=== GIVEN PROBLEM ===
Reproduce all of the data that follows, character for character.

Stored entries:
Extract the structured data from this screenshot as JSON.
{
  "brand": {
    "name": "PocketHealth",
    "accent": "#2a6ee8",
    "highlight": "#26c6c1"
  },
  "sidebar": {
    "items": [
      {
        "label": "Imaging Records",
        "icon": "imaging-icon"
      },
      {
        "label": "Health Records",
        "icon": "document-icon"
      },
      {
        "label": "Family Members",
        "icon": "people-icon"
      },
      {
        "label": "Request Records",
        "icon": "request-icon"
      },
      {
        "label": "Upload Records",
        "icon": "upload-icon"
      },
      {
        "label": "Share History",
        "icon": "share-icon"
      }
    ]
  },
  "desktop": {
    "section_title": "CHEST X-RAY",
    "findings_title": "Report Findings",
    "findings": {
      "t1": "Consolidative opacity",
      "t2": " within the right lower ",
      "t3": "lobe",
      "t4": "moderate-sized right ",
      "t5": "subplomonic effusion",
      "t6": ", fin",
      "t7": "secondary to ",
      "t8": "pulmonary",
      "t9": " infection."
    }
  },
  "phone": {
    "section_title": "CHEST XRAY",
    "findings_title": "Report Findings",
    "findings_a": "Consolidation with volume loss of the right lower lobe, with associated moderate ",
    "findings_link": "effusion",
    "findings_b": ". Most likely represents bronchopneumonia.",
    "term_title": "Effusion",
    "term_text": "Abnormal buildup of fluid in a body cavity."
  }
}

=== WRITTEN RESPONSE ===
Extract the structured data from this screenshot as JSON.
{
  "brand": {
    "name": "PocketHealth",
    "accent": "#2a6ee8",
    "highlight": "#26c6c1"
  },
  "sidebar": {
    "items": [
      {
        "label": "Imaging Records",
        "icon": "imaging-icon"
      },
      {
        "label": "Health Records",
        "icon": "document-icon"
      },
      {
        "label": "Family Members",
        "icon": "people-icon"
      },
      {
        "label": "Request Records",
        "icon": "request-icon"
      },
      {
        "label": "Upload Records",
        "icon": "upload-icon"
      },
      {
        "label": "Share History",
        "icon": "share-icon"
      }
    ]
  },
  "desktop": {
    "section_title": "CHEST X-RAY",
    "findings_title": "Report Findings",
    "findings": {
      "t1": "Consolidative opacity",
      "t2": " within the right lower ",
      "t3": "lobe",
      "t4": "moderate-sized right ",
      "t5": "subplomonic effusion",
      "t6": ", fin",
      "t7": "secondary to ",
      "t8": "pulmonary",
      "t9": " infection."
    }
  },
  "phone": {
    "section_title": "CHEST XRAY",
    "findings_title": "Report Findings",
    "findings_a": "Consolidation with volume loss of the right lower lobe, with associated moderate ",
    "findings_link": "effusion",
    "findings_b": ". Most likely represents bronchopneumonia.",
    "term_title": "Effusion",
    "term_text": "Abnormal buildup of fluid in a body cavity."
  }
}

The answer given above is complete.